Please retype each line of the data below without any changes.

-- Start of RECORD EXTRACTS --

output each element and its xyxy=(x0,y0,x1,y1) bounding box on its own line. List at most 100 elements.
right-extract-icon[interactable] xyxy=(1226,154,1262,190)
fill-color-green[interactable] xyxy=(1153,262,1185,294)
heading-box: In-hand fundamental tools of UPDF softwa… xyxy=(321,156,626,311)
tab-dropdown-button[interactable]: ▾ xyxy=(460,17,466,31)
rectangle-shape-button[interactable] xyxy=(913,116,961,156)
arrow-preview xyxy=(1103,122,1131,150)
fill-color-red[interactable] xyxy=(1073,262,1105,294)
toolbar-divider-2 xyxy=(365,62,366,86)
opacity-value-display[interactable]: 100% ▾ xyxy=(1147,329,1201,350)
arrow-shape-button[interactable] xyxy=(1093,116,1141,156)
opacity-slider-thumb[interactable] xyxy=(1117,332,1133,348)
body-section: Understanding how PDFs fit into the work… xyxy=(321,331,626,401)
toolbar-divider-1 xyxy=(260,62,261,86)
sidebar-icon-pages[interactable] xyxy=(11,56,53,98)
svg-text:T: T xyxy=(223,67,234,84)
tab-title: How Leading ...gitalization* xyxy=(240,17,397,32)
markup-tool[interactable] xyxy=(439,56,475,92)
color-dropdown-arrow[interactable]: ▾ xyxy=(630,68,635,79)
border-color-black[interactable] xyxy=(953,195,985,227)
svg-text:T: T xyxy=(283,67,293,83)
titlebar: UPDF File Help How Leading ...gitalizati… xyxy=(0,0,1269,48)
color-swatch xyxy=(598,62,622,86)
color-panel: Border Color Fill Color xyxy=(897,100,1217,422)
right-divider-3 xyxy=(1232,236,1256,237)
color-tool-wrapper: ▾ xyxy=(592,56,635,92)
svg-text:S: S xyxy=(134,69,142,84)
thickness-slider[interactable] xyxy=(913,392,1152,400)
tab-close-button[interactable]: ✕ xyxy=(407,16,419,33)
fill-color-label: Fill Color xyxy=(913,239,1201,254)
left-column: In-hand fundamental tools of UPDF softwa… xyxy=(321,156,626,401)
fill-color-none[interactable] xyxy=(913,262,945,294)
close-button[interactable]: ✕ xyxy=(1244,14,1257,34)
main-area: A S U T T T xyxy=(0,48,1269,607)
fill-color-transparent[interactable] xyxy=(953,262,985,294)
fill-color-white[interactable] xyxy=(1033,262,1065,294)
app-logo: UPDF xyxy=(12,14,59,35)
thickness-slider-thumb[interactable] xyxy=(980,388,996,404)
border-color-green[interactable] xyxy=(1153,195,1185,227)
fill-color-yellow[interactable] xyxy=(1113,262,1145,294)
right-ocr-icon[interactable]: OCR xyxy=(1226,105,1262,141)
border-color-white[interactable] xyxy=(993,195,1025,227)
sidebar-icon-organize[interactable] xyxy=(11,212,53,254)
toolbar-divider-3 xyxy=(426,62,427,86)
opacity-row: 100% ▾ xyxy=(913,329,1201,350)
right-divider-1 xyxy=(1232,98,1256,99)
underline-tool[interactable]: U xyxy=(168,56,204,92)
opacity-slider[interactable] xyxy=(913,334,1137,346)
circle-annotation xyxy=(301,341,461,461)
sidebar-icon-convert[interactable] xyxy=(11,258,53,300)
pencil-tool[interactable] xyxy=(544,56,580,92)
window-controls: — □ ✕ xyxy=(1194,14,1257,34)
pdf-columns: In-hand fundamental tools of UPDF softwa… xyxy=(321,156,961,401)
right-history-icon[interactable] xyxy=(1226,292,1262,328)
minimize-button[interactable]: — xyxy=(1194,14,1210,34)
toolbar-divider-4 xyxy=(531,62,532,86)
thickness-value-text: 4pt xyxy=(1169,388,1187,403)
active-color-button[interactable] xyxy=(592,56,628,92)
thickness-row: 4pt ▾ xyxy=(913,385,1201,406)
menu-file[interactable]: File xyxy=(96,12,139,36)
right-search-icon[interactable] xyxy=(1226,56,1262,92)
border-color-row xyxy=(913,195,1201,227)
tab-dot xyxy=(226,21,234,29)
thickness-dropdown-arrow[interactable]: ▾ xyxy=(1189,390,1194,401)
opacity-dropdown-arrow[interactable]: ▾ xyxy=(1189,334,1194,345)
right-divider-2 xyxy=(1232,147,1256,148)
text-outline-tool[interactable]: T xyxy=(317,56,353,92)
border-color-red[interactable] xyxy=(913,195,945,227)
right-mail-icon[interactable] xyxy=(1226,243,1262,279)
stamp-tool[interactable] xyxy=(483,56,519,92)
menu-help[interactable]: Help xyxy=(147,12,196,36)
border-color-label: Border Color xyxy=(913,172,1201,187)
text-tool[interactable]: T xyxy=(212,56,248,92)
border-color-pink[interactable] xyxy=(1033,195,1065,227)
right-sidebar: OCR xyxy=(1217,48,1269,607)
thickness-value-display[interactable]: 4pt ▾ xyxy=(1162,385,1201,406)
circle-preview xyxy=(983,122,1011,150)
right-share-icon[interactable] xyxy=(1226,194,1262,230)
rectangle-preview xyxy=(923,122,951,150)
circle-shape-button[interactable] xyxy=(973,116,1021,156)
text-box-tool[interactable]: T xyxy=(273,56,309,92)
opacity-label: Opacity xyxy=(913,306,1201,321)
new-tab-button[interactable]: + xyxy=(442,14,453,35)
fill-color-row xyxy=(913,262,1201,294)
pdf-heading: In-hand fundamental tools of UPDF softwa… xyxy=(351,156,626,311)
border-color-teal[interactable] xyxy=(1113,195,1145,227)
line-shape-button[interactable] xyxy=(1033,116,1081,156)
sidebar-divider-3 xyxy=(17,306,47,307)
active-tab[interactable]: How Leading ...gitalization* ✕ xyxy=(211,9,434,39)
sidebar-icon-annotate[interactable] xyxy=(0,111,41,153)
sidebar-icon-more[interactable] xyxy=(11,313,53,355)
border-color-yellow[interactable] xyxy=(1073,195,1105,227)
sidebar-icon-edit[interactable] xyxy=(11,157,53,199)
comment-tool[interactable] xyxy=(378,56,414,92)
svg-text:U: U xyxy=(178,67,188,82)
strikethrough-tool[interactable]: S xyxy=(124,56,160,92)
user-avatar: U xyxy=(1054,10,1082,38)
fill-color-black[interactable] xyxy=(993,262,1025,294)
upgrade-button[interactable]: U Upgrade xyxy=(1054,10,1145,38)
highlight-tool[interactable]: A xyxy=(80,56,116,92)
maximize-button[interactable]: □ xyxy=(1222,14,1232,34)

-- End of RECORD EXTRACTS --

### TASK ANSWER
output each element and its xyxy=(x0,y0,x1,y1) bounding box on its own line. List at most 100 elements.
right-extract-icon[interactable] xyxy=(1226,154,1262,190)
fill-color-green[interactable] xyxy=(1153,262,1185,294)
heading-box: In-hand fundamental tools of UPDF softwa… xyxy=(321,156,626,311)
tab-dropdown-button[interactable]: ▾ xyxy=(460,17,466,31)
rectangle-shape-button[interactable] xyxy=(913,116,961,156)
arrow-preview xyxy=(1103,122,1131,150)
fill-color-red[interactable] xyxy=(1073,262,1105,294)
toolbar-divider-2 xyxy=(365,62,366,86)
opacity-value-display[interactable]: 100% ▾ xyxy=(1147,329,1201,350)
arrow-shape-button[interactable] xyxy=(1093,116,1141,156)
opacity-slider-thumb[interactable] xyxy=(1117,332,1133,348)
body-section: Understanding how PDFs fit into the work… xyxy=(321,331,626,401)
toolbar-divider-1 xyxy=(260,62,261,86)
sidebar-icon-pages[interactable] xyxy=(11,56,53,98)
svg-text:T: T xyxy=(223,67,234,84)
tab-title: How Leading ...gitalization* xyxy=(240,17,397,32)
markup-tool[interactable] xyxy=(439,56,475,92)
color-dropdown-arrow[interactable]: ▾ xyxy=(630,68,635,79)
border-color-black[interactable] xyxy=(953,195,985,227)
svg-text:T: T xyxy=(283,67,293,83)
titlebar: UPDF File Help How Leading ...gitalizati… xyxy=(0,0,1269,48)
color-swatch xyxy=(598,62,622,86)
color-panel: Border Color Fill Color xyxy=(897,100,1217,422)
right-divider-3 xyxy=(1232,236,1256,237)
color-tool-wrapper: ▾ xyxy=(592,56,635,92)
svg-text:S: S xyxy=(134,69,142,84)
thickness-slider[interactable] xyxy=(913,392,1152,400)
tab-close-button[interactable]: ✕ xyxy=(407,16,419,33)
fill-color-label: Fill Color xyxy=(913,239,1201,254)
left-column: In-hand fundamental tools of UPDF softwa… xyxy=(321,156,626,401)
fill-color-none[interactable] xyxy=(913,262,945,294)
close-button[interactable]: ✕ xyxy=(1244,14,1257,34)
main-area: A S U T T T xyxy=(0,48,1269,607)
fill-color-transparent[interactable] xyxy=(953,262,985,294)
fill-color-white[interactable] xyxy=(1033,262,1065,294)
app-logo: UPDF xyxy=(12,14,59,35)
thickness-slider-thumb[interactable] xyxy=(980,388,996,404)
border-color-green[interactable] xyxy=(1153,195,1185,227)
fill-color-yellow[interactable] xyxy=(1113,262,1145,294)
right-ocr-icon[interactable]: OCR xyxy=(1226,105,1262,141)
border-color-white[interactable] xyxy=(993,195,1025,227)
sidebar-icon-organize[interactable] xyxy=(11,212,53,254)
toolbar-divider-3 xyxy=(426,62,427,86)
opacity-row: 100% ▾ xyxy=(913,329,1201,350)
right-divider-1 xyxy=(1232,98,1256,99)
underline-tool[interactable]: U xyxy=(168,56,204,92)
opacity-slider[interactable] xyxy=(913,334,1137,346)
circle-annotation xyxy=(301,341,461,461)
sidebar-icon-convert[interactable] xyxy=(11,258,53,300)
pencil-tool[interactable] xyxy=(544,56,580,92)
window-controls: — □ ✕ xyxy=(1194,14,1257,34)
pdf-columns: In-hand fundamental tools of UPDF softwa… xyxy=(321,156,961,401)
right-history-icon[interactable] xyxy=(1226,292,1262,328)
minimize-button[interactable]: — xyxy=(1194,14,1210,34)
toolbar-divider-4 xyxy=(531,62,532,86)
thickness-value-text: 4pt xyxy=(1169,388,1187,403)
active-color-button[interactable] xyxy=(592,56,628,92)
thickness-row: 4pt ▾ xyxy=(913,385,1201,406)
menu-file[interactable]: File xyxy=(96,12,139,36)
right-search-icon[interactable] xyxy=(1226,56,1262,92)
border-color-row xyxy=(913,195,1201,227)
tab-dot xyxy=(226,21,234,29)
thickness-dropdown-arrow[interactable]: ▾ xyxy=(1189,390,1194,401)
opacity-dropdown-arrow[interactable]: ▾ xyxy=(1189,334,1194,345)
right-divider-2 xyxy=(1232,147,1256,148)
text-outline-tool[interactable]: T xyxy=(317,56,353,92)
border-color-red[interactable] xyxy=(913,195,945,227)
right-mail-icon[interactable] xyxy=(1226,243,1262,279)
stamp-tool[interactable] xyxy=(483,56,519,92)
menu-help[interactable]: Help xyxy=(147,12,196,36)
border-color-label: Border Color xyxy=(913,172,1201,187)
text-tool[interactable]: T xyxy=(212,56,248,92)
border-color-pink[interactable] xyxy=(1033,195,1065,227)
right-sidebar: OCR xyxy=(1217,48,1269,607)
thickness-value-display[interactable]: 4pt ▾ xyxy=(1162,385,1201,406)
circle-preview xyxy=(983,122,1011,150)
right-share-icon[interactable] xyxy=(1226,194,1262,230)
rectangle-preview xyxy=(923,122,951,150)
circle-shape-button[interactable] xyxy=(973,116,1021,156)
text-box-tool[interactable]: T xyxy=(273,56,309,92)
opacity-label: Opacity xyxy=(913,306,1201,321)
new-tab-button[interactable]: + xyxy=(442,14,453,35)
fill-color-row xyxy=(913,262,1201,294)
pdf-heading: In-hand fundamental tools of UPDF softwa… xyxy=(351,156,626,311)
border-color-teal[interactable] xyxy=(1113,195,1145,227)
line-shape-button[interactable] xyxy=(1033,116,1081,156)
sidebar-divider-3 xyxy=(17,306,47,307)
active-tab[interactable]: How Leading ...gitalization* ✕ xyxy=(211,9,434,39)
sidebar-icon-annotate[interactable] xyxy=(0,111,41,153)
sidebar-icon-more[interactable] xyxy=(11,313,53,355)
border-color-yellow[interactable] xyxy=(1073,195,1105,227)
sidebar-icon-edit[interactable] xyxy=(11,157,53,199)
comment-tool[interactable] xyxy=(378,56,414,92)
svg-text:U: U xyxy=(178,67,188,82)
strikethrough-tool[interactable]: S xyxy=(124,56,160,92)
user-avatar: U xyxy=(1054,10,1082,38)
fill-color-black[interactable] xyxy=(993,262,1025,294)
upgrade-button[interactable]: U Upgrade xyxy=(1054,10,1145,38)
highlight-tool[interactable]: A xyxy=(80,56,116,92)
maximize-button[interactable]: □ xyxy=(1222,14,1232,34)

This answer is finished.